__GIVEN RECORDS__:
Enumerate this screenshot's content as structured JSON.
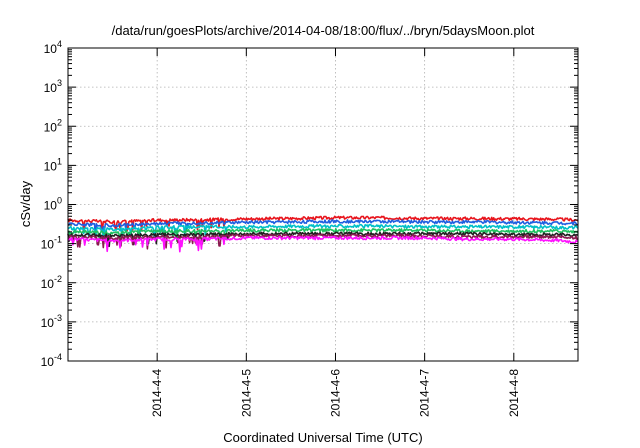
{
  "chart_data": {
    "type": "line",
    "title": "/data/run/goesPlots/archive/2014-04-08/18:00/flux/../bryn/5daysMoon.plot",
    "xlabel": "Coordinated Universal Time (UTC)",
    "ylabel": "cSv/day",
    "yscale": "log",
    "ylim": [
      0.0001,
      10000
    ],
    "xlim": [
      0,
      5.72
    ],
    "grid": true,
    "legend": "none",
    "x_ticks": [
      {
        "x": 1,
        "label": "2014-4-4"
      },
      {
        "x": 2,
        "label": "2014-4-5"
      },
      {
        "x": 3,
        "label": "2014-4-6"
      },
      {
        "x": 4,
        "label": "2014-4-7"
      },
      {
        "x": 5,
        "label": "2014-4-8"
      }
    ],
    "y_ticks": [
      {
        "base": "10",
        "exp": "-4"
      },
      {
        "base": "10",
        "exp": "-3"
      },
      {
        "base": "10",
        "exp": "-2"
      },
      {
        "base": "10",
        "exp": "-1"
      },
      {
        "base": "10",
        "exp": "0"
      },
      {
        "base": "10",
        "exp": "1"
      },
      {
        "base": "10",
        "exp": "2"
      },
      {
        "base": "10",
        "exp": "3"
      },
      {
        "base": "10",
        "exp": "4"
      }
    ],
    "series": [
      {
        "color": "#e8141c",
        "x": [
          0,
          0.5,
          1,
          1.5,
          2,
          2.5,
          3,
          3.5,
          4,
          4.5,
          5,
          5.5,
          5.72
        ],
        "values": [
          0.4,
          0.36,
          0.4,
          0.41,
          0.43,
          0.44,
          0.46,
          0.46,
          0.44,
          0.44,
          0.43,
          0.42,
          0.4
        ]
      },
      {
        "color": "#1f5fe0",
        "x": [
          0,
          0.5,
          1,
          1.5,
          2,
          2.5,
          3,
          3.5,
          4,
          4.5,
          5,
          5.5,
          5.72
        ],
        "values": [
          0.32,
          0.29,
          0.33,
          0.34,
          0.35,
          0.36,
          0.37,
          0.37,
          0.36,
          0.36,
          0.35,
          0.34,
          0.33
        ]
      },
      {
        "color": "#00c0c8",
        "x": [
          0,
          0.5,
          1,
          1.5,
          2,
          2.5,
          3,
          3.5,
          4,
          4.5,
          5,
          5.5,
          5.72
        ],
        "values": [
          0.25,
          0.23,
          0.26,
          0.27,
          0.27,
          0.28,
          0.28,
          0.28,
          0.27,
          0.27,
          0.27,
          0.26,
          0.26
        ]
      },
      {
        "color": "#20c060",
        "x": [
          0,
          0.5,
          1,
          1.5,
          2,
          2.5,
          3,
          3.5,
          4,
          4.5,
          5,
          5.5,
          5.72
        ],
        "values": [
          0.2,
          0.19,
          0.21,
          0.21,
          0.22,
          0.22,
          0.22,
          0.22,
          0.22,
          0.21,
          0.21,
          0.21,
          0.2
        ]
      },
      {
        "color": "#202020",
        "x": [
          0,
          0.5,
          1,
          1.5,
          2,
          2.5,
          3,
          3.5,
          4,
          4.5,
          5,
          5.5,
          5.72
        ],
        "values": [
          0.17,
          0.16,
          0.17,
          0.17,
          0.18,
          0.18,
          0.18,
          0.18,
          0.18,
          0.18,
          0.17,
          0.17,
          0.17
        ]
      },
      {
        "color": "#8a1a50",
        "x": [
          0,
          0.5,
          1,
          1.5,
          2,
          2.5,
          3,
          3.5,
          4,
          4.5,
          5,
          5.5,
          5.72
        ],
        "values": [
          0.15,
          0.14,
          0.15,
          0.15,
          0.16,
          0.16,
          0.16,
          0.16,
          0.16,
          0.15,
          0.15,
          0.15,
          0.14
        ]
      },
      {
        "color": "#ff10ff",
        "x": [
          0,
          0.5,
          1,
          1.5,
          2,
          2.5,
          3,
          3.5,
          4,
          4.5,
          5,
          5.5,
          5.72
        ],
        "values": [
          0.13,
          0.12,
          0.13,
          0.13,
          0.14,
          0.14,
          0.14,
          0.14,
          0.14,
          0.13,
          0.13,
          0.12,
          0.11
        ]
      }
    ]
  }
}
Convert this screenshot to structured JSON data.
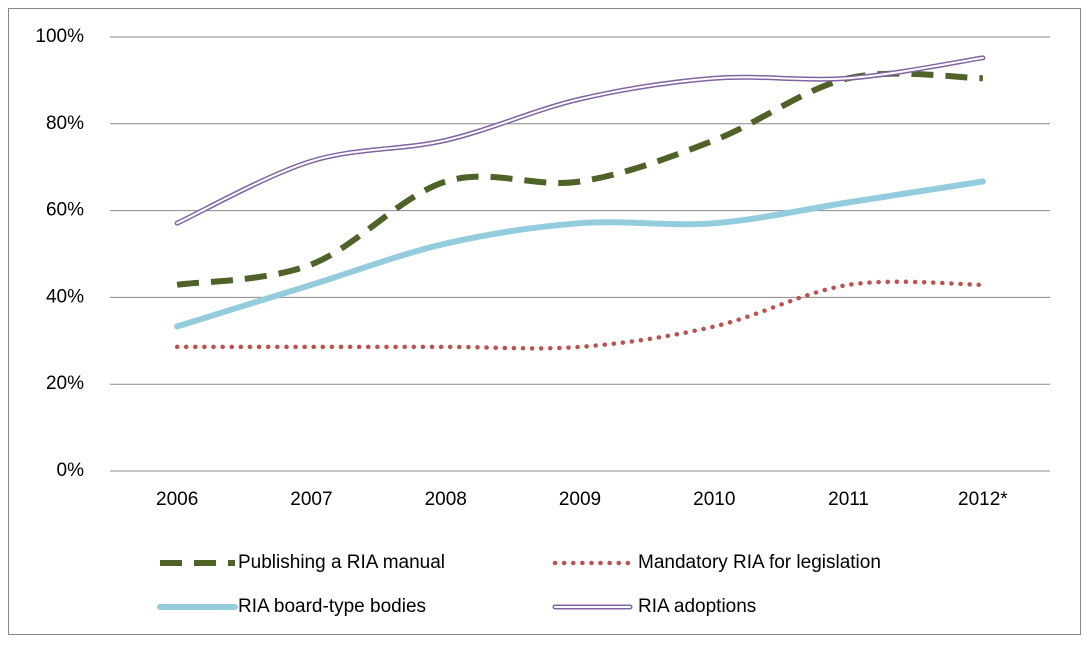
{
  "chart_data": {
    "type": "line",
    "smooth": true,
    "legend": "bottom",
    "grid": true,
    "categories": [
      "2006",
      "2007",
      "2008",
      "2009",
      "2010",
      "2011",
      "2012*"
    ],
    "ylim": [
      0,
      100
    ],
    "yticks": [
      {
        "value": 0,
        "label": "0%"
      },
      {
        "value": 20,
        "label": "20%"
      },
      {
        "value": 40,
        "label": "40%"
      },
      {
        "value": 60,
        "label": "60%"
      },
      {
        "value": 80,
        "label": "80%"
      },
      {
        "value": 100,
        "label": "100%"
      }
    ],
    "series": [
      {
        "name": "Publishing a RIA manual",
        "color": "#4f6228",
        "style": "dashed",
        "values": [
          42.9,
          47.6,
          66.7,
          66.7,
          76.2,
          90.5,
          90.5
        ]
      },
      {
        "name": "Mandatory RIA for legislation",
        "color": "#c0504d",
        "style": "dotted",
        "values": [
          28.6,
          28.6,
          28.6,
          28.6,
          33.3,
          42.9,
          42.9
        ]
      },
      {
        "name": "RIA board-type bodies",
        "color": "#93cddd",
        "style": "solid",
        "values": [
          33.3,
          42.9,
          52.4,
          57.1,
          57.1,
          61.9,
          66.7
        ]
      },
      {
        "name": "RIA adoptions",
        "color": "#8064a2",
        "style": "double",
        "values": [
          57.1,
          71.4,
          76.2,
          85.7,
          90.5,
          90.5,
          95.2
        ]
      }
    ]
  }
}
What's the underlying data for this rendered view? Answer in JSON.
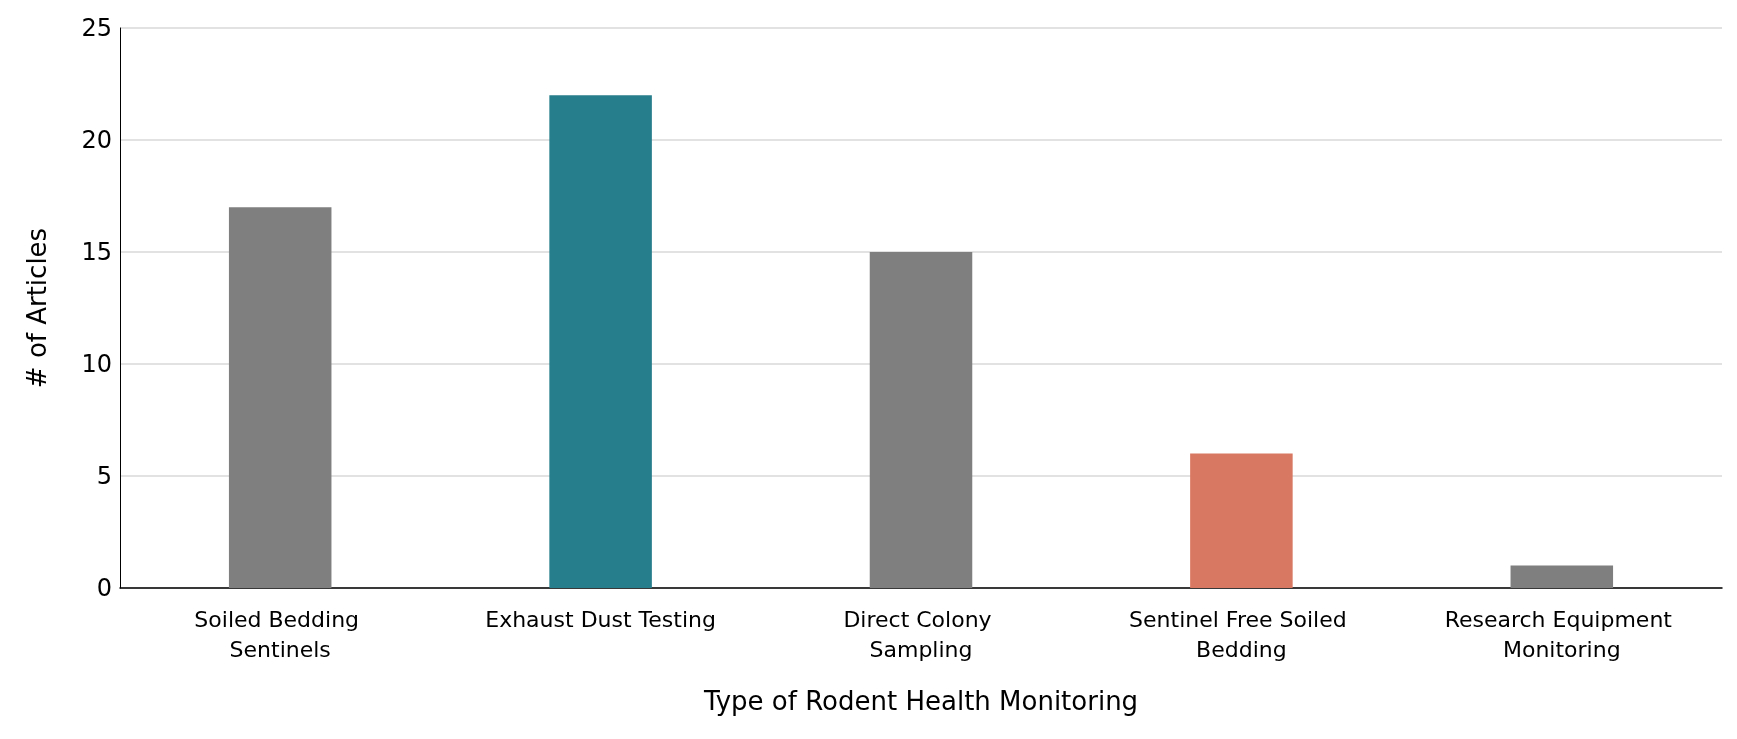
{
  "chart_data": {
    "type": "bar",
    "xlabel": "Type of Rodent Health Monitoring",
    "ylabel": "# of Articles",
    "categories": [
      "Soiled Bedding Sentinels",
      "Exhaust Dust Testing",
      "Direct Colony Sampling",
      "Sentinel Free Soiled Bedding",
      "Research Equipment Monitoring"
    ],
    "values": [
      17,
      22,
      15,
      6,
      1
    ],
    "colors": [
      "#7f7f7f",
      "#267d8b",
      "#7f7f7f",
      "#d97862",
      "#7f7f7f"
    ],
    "ylim": [
      0,
      25
    ],
    "yticks": [
      0,
      5,
      10,
      15,
      20,
      25
    ],
    "grid": "y"
  }
}
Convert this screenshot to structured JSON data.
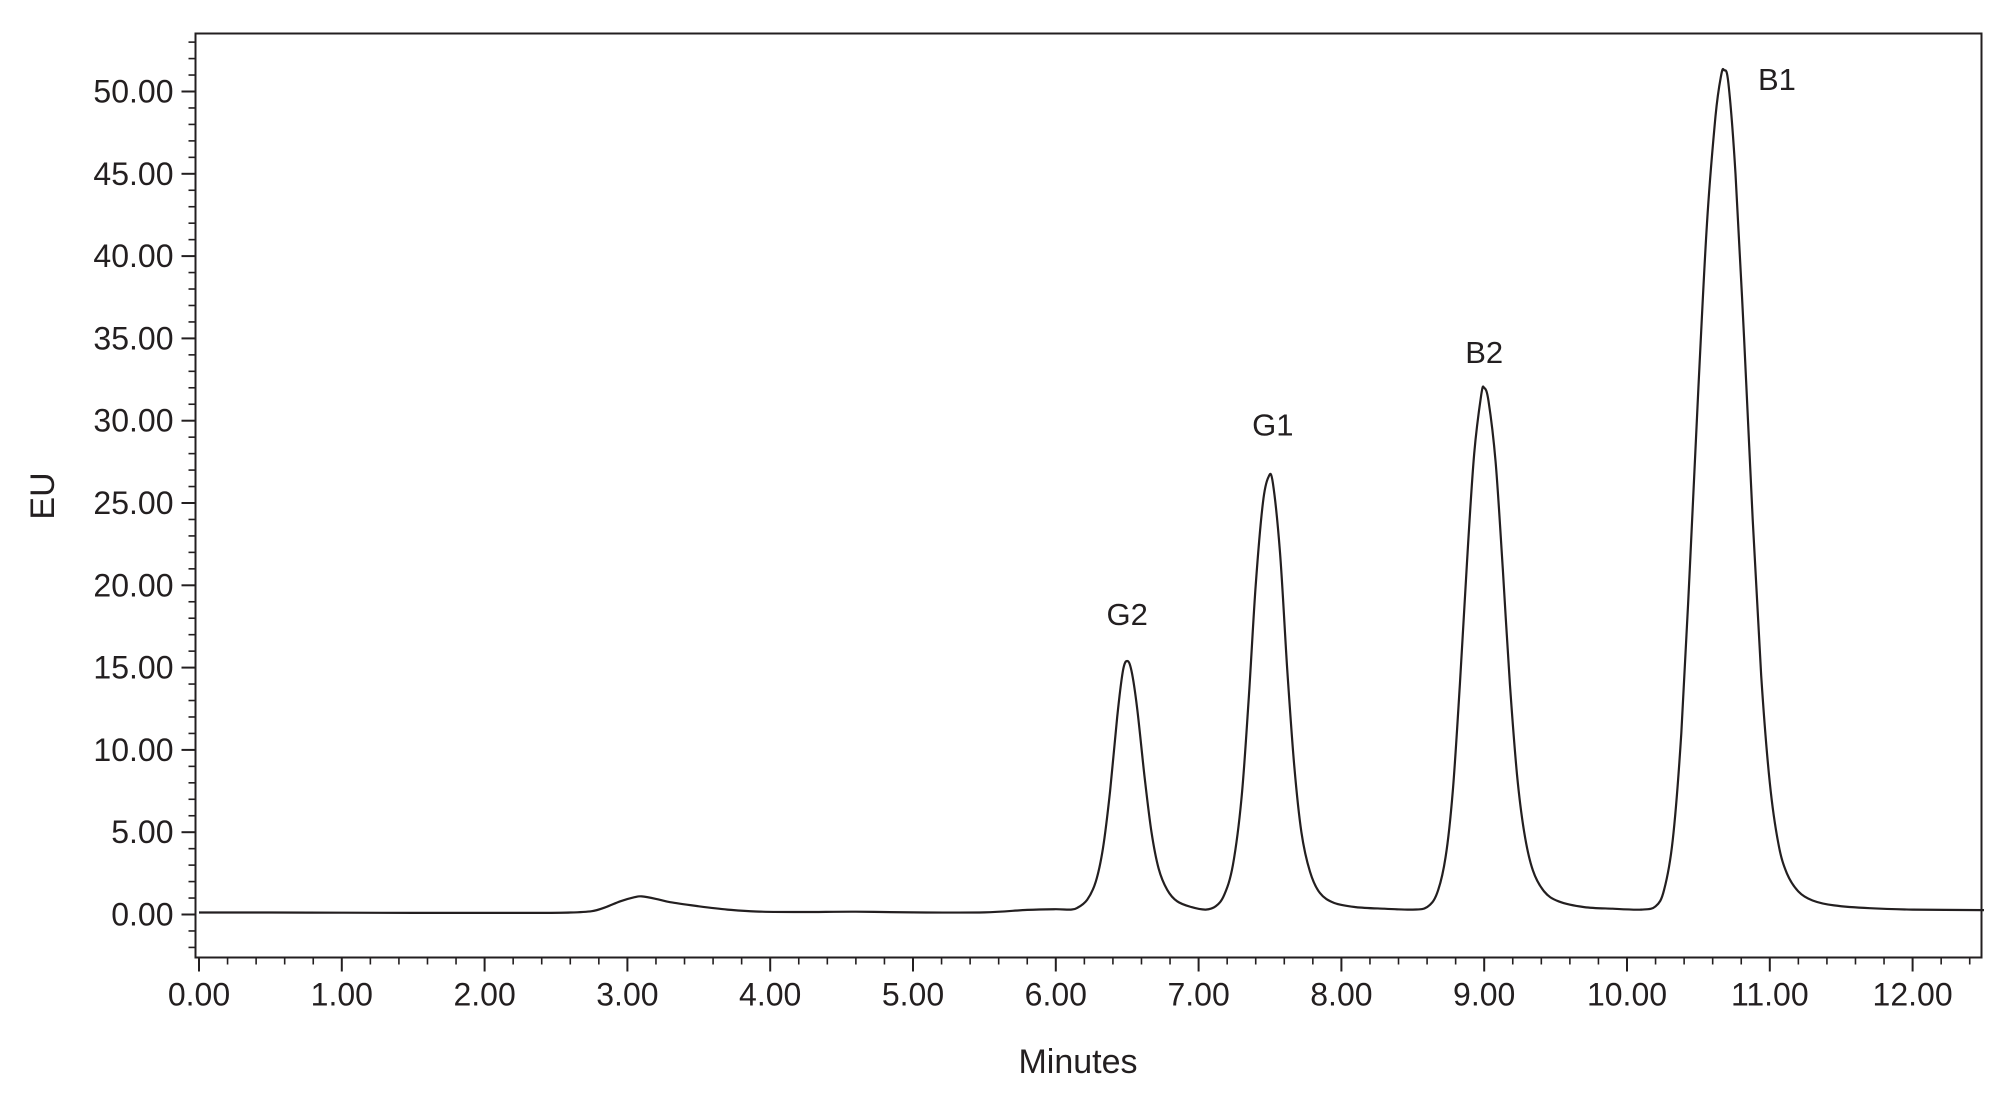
{
  "chart_data": {
    "type": "line",
    "title": "",
    "xlabel": "Minutes",
    "ylabel": "EU",
    "xlim": [
      0,
      12.5
    ],
    "ylim": [
      -2.8,
      53.5
    ],
    "x_ticks": [
      "0.00",
      "1.00",
      "2.00",
      "3.00",
      "4.00",
      "5.00",
      "6.00",
      "7.00",
      "8.00",
      "9.00",
      "10.00",
      "11.00",
      "12.00"
    ],
    "y_ticks": [
      "0.00",
      "5.00",
      "10.00",
      "15.00",
      "20.00",
      "25.00",
      "30.00",
      "35.00",
      "40.00",
      "45.00",
      "50.00"
    ],
    "grid": false,
    "legend": "none",
    "line_color": "#231f20",
    "series": [
      {
        "points": [
          [
            0.0,
            0.12
          ],
          [
            0.5,
            0.12
          ],
          [
            1.0,
            0.11
          ],
          [
            1.5,
            0.1
          ],
          [
            2.0,
            0.1
          ],
          [
            2.4,
            0.1
          ],
          [
            2.6,
            0.12
          ],
          [
            2.75,
            0.2
          ],
          [
            2.85,
            0.45
          ],
          [
            2.95,
            0.8
          ],
          [
            3.05,
            1.05
          ],
          [
            3.1,
            1.1
          ],
          [
            3.2,
            0.95
          ],
          [
            3.3,
            0.75
          ],
          [
            3.5,
            0.5
          ],
          [
            3.7,
            0.3
          ],
          [
            3.9,
            0.18
          ],
          [
            4.2,
            0.15
          ],
          [
            4.6,
            0.17
          ],
          [
            5.0,
            0.13
          ],
          [
            5.5,
            0.13
          ],
          [
            5.8,
            0.28
          ],
          [
            6.0,
            0.32
          ],
          [
            6.1,
            0.3
          ],
          [
            6.15,
            0.4
          ],
          [
            6.22,
            0.9
          ],
          [
            6.28,
            2.0
          ],
          [
            6.33,
            4.0
          ],
          [
            6.38,
            7.5
          ],
          [
            6.43,
            12.0
          ],
          [
            6.47,
            14.8
          ],
          [
            6.5,
            15.4
          ],
          [
            6.53,
            14.8
          ],
          [
            6.57,
            12.5
          ],
          [
            6.62,
            8.5
          ],
          [
            6.67,
            5.0
          ],
          [
            6.72,
            2.8
          ],
          [
            6.78,
            1.5
          ],
          [
            6.85,
            0.8
          ],
          [
            6.95,
            0.45
          ],
          [
            7.05,
            0.3
          ],
          [
            7.12,
            0.5
          ],
          [
            7.18,
            1.2
          ],
          [
            7.24,
            3.0
          ],
          [
            7.3,
            7.0
          ],
          [
            7.35,
            13.0
          ],
          [
            7.4,
            20.0
          ],
          [
            7.45,
            25.0
          ],
          [
            7.49,
            26.6
          ],
          [
            7.52,
            26.2
          ],
          [
            7.57,
            22.0
          ],
          [
            7.62,
            15.0
          ],
          [
            7.67,
            9.0
          ],
          [
            7.72,
            5.0
          ],
          [
            7.78,
            2.6
          ],
          [
            7.85,
            1.3
          ],
          [
            7.95,
            0.7
          ],
          [
            8.1,
            0.45
          ],
          [
            8.3,
            0.35
          ],
          [
            8.5,
            0.3
          ],
          [
            8.6,
            0.45
          ],
          [
            8.67,
            1.3
          ],
          [
            8.73,
            3.5
          ],
          [
            8.78,
            7.5
          ],
          [
            8.83,
            14.0
          ],
          [
            8.88,
            21.5
          ],
          [
            8.93,
            28.0
          ],
          [
            8.98,
            31.6
          ],
          [
            9.0,
            32.0
          ],
          [
            9.03,
            31.2
          ],
          [
            9.08,
            27.5
          ],
          [
            9.13,
            21.0
          ],
          [
            9.18,
            14.0
          ],
          [
            9.23,
            8.5
          ],
          [
            9.28,
            5.0
          ],
          [
            9.34,
            2.7
          ],
          [
            9.42,
            1.4
          ],
          [
            9.52,
            0.8
          ],
          [
            9.7,
            0.45
          ],
          [
            9.9,
            0.35
          ],
          [
            10.1,
            0.3
          ],
          [
            10.2,
            0.5
          ],
          [
            10.26,
            1.5
          ],
          [
            10.32,
            4.5
          ],
          [
            10.38,
            11.0
          ],
          [
            10.44,
            21.0
          ],
          [
            10.5,
            32.0
          ],
          [
            10.56,
            42.0
          ],
          [
            10.62,
            48.5
          ],
          [
            10.66,
            51.0
          ],
          [
            10.68,
            51.3
          ],
          [
            10.71,
            50.5
          ],
          [
            10.76,
            45.0
          ],
          [
            10.82,
            35.0
          ],
          [
            10.88,
            24.0
          ],
          [
            10.94,
            14.5
          ],
          [
            11.0,
            8.0
          ],
          [
            11.06,
            4.3
          ],
          [
            11.12,
            2.5
          ],
          [
            11.2,
            1.4
          ],
          [
            11.3,
            0.85
          ],
          [
            11.45,
            0.55
          ],
          [
            11.7,
            0.38
          ],
          [
            12.0,
            0.3
          ],
          [
            12.5,
            0.27
          ]
        ]
      }
    ],
    "annotations": [
      {
        "text": "G2",
        "x": 6.5,
        "y": 17.6
      },
      {
        "text": "G1",
        "x": 7.52,
        "y": 29.1
      },
      {
        "text": "B2",
        "x": 9.0,
        "y": 33.5
      },
      {
        "text": "B1",
        "x": 11.05,
        "y": 50.1
      }
    ]
  }
}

__GOAL__:
Pull out every line of the records above that contains the word "this".

__RIGHT ANSWER__:
Enumerate this screenshot's content as structured JSON.
Convert this screenshot to structured JSON data.
What's the underlying data for this rendered view? Answer in JSON.
Convert this screenshot to structured JSON data.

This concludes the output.